# Given instruction:
Restate each of the lines given below, word for word.

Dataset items
◆ ◆ ◆ ◆ ◆ ◆ ◆

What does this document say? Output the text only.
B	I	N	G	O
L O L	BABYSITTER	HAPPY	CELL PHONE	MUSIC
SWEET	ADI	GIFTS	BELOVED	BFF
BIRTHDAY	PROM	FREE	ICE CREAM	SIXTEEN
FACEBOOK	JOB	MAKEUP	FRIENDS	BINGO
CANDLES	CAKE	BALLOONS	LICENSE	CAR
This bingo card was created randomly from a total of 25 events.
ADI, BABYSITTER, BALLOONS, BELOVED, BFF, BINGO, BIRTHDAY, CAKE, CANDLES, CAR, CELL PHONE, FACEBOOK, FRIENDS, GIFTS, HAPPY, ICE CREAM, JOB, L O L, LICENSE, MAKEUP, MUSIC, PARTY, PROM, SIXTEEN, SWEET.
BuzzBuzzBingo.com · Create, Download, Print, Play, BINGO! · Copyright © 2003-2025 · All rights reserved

◆ ◆ ◆ ◆ ◆ ◆ ◆

# Reply to the task:
What does this document say? Output the text only.
B	I	N	G	O
L O L	BABYSITTER	HAPPY	CELL PHONE	MUSIC
SWEET	ADI	GIFTS	BELOVED	BFF
BIRTHDAY	PROM	FREE	ICE CREAM	SIXTEEN
FACEBOOK	JOB	MAKEUP	FRIENDS	BINGO
CANDLES	CAKE	BALLOONS	LICENSE	CAR
This bingo card was created randomly from a total of 25 events.
ADI, BABYSITTER, BALLOONS, BELOVED, BFF, BINGO, BIRTHDAY, CAKE, CANDLES, CAR, CELL PHONE, FACEBOOK, FRIENDS, GIFTS, HAPPY, ICE CREAM, JOB, L O L, LICENSE, MAKEUP, MUSIC, PARTY, PROM, SIXTEEN, SWEET.
BuzzBuzzBingo.com · Create, Download, Print, Play, BINGO! · Copyright © 2003-2025 · All rights reserved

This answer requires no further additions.